Required task: Filter the lines below, copying only those with the string "сѣверной".

(Recorded data)

------------------------------------------------------------

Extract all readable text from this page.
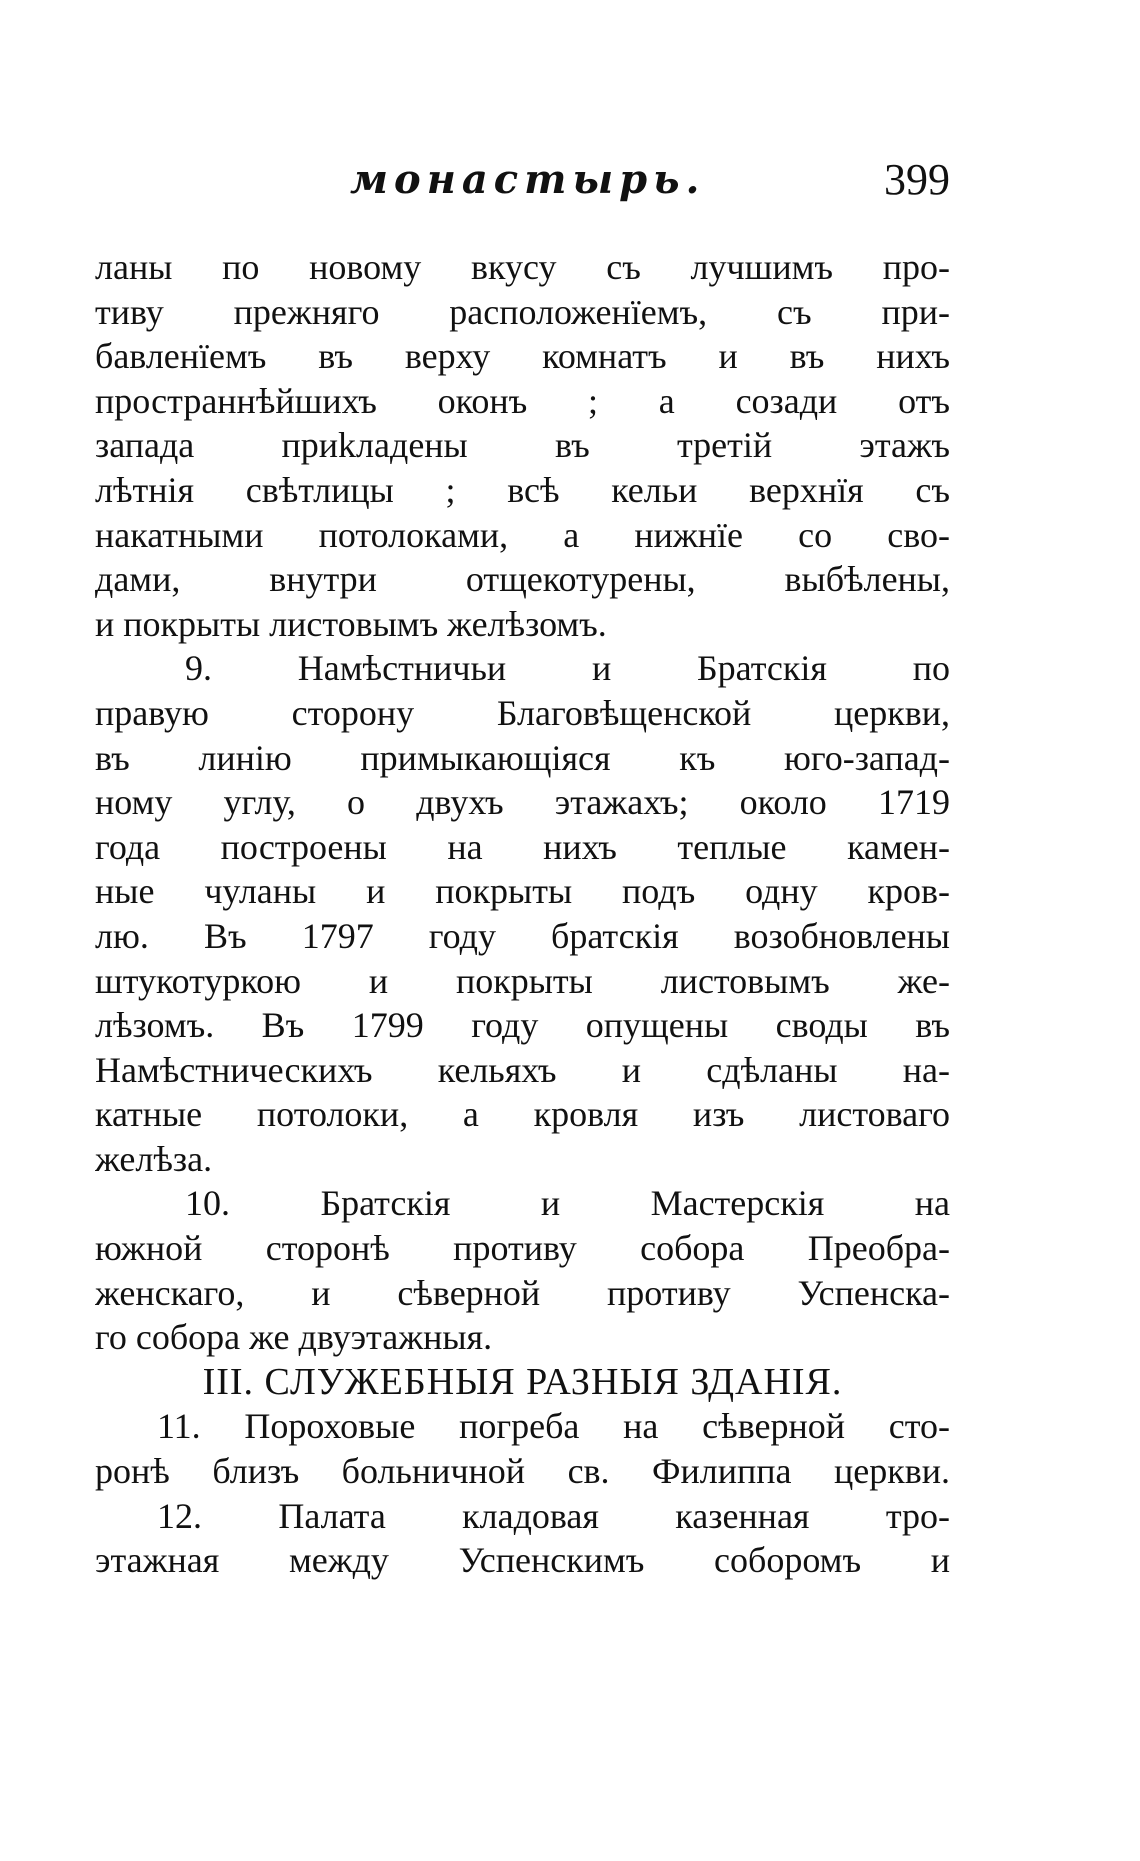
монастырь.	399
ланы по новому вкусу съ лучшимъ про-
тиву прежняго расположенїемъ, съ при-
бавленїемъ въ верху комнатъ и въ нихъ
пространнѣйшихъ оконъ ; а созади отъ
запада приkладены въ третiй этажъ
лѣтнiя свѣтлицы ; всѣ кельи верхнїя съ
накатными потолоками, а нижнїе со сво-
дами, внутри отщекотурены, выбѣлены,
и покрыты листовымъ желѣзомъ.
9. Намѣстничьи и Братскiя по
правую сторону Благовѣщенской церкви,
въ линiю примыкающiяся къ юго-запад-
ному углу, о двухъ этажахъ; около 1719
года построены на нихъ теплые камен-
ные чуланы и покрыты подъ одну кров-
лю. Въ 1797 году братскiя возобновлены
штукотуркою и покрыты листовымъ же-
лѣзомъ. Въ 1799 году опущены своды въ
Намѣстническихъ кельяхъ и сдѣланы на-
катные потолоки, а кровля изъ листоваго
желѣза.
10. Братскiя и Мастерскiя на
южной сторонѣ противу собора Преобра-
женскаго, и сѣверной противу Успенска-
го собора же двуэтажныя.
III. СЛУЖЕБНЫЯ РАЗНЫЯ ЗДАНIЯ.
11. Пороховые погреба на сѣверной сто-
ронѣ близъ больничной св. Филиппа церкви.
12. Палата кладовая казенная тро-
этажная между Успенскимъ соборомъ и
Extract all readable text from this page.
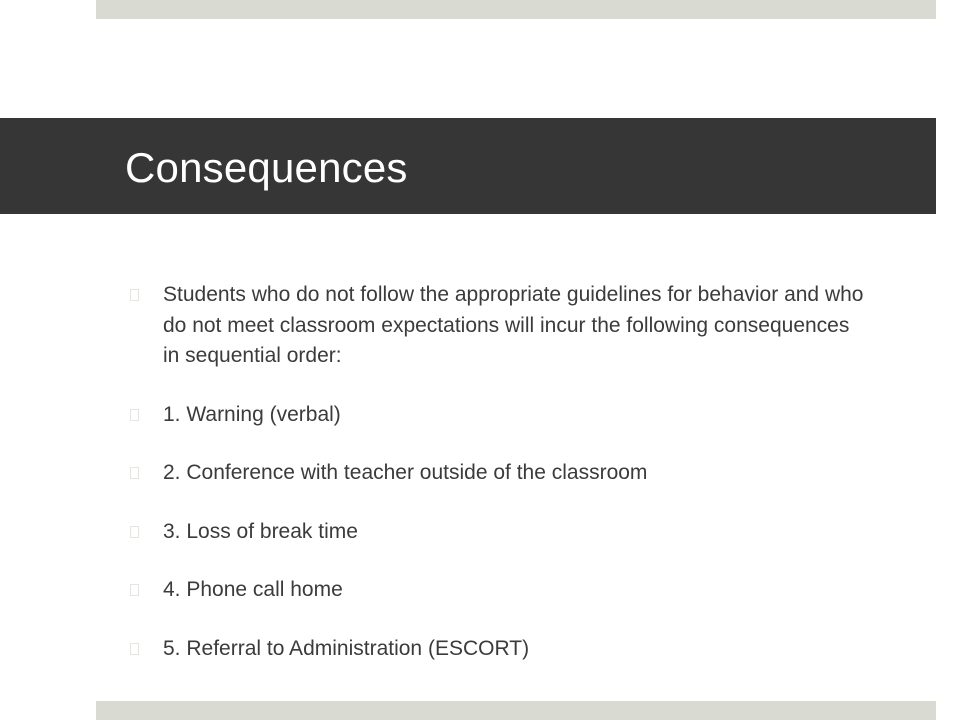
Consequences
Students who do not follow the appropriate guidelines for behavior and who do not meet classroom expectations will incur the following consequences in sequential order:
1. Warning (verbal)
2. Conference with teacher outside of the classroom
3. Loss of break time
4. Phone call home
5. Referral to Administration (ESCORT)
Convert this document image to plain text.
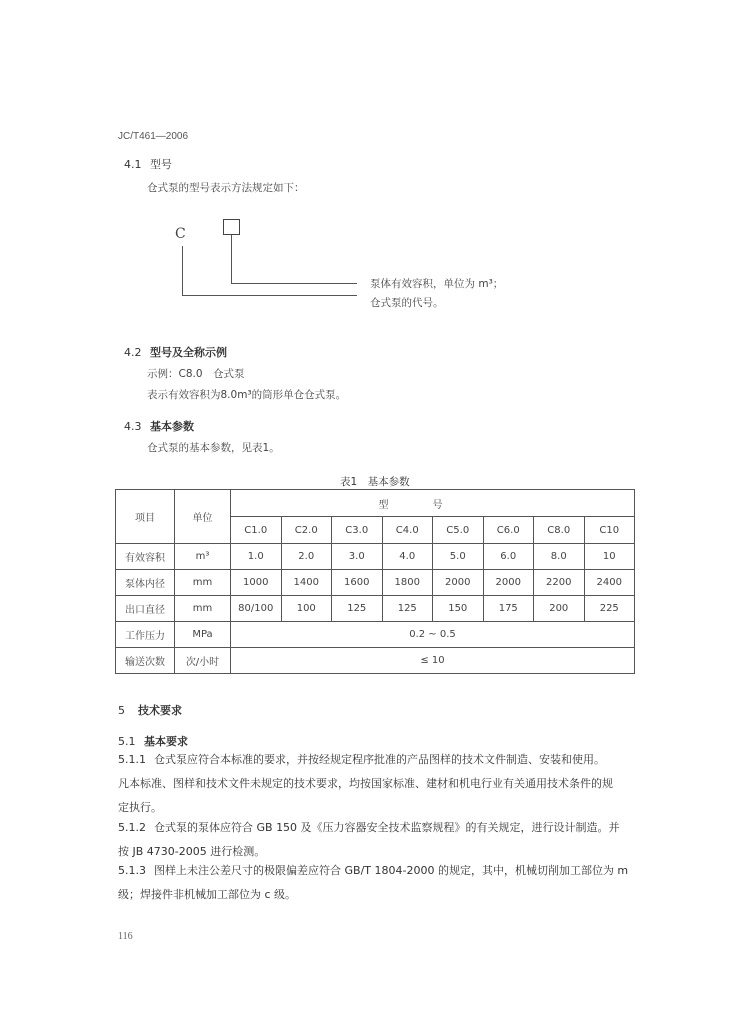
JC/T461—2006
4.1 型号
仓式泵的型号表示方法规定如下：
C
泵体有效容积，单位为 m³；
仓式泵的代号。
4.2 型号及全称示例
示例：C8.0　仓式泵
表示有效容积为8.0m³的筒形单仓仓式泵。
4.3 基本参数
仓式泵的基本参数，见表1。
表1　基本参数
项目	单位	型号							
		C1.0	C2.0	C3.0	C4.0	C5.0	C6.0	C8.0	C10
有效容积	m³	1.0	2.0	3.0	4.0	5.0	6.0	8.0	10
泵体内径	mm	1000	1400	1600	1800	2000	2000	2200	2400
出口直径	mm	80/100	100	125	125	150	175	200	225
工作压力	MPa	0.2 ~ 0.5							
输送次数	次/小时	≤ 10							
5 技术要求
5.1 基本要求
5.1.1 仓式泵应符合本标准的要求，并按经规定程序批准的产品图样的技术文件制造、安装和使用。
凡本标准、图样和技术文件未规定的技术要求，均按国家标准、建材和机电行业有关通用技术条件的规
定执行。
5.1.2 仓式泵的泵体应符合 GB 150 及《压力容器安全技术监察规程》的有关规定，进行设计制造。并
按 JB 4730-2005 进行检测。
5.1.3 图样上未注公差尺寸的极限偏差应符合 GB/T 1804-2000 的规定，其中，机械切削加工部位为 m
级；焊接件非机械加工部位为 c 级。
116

------------------------------------------------------------

Response to this task:
женскаго, и сѣверной противу Успенска-
11. Пороховые погреба на сѣверной сто-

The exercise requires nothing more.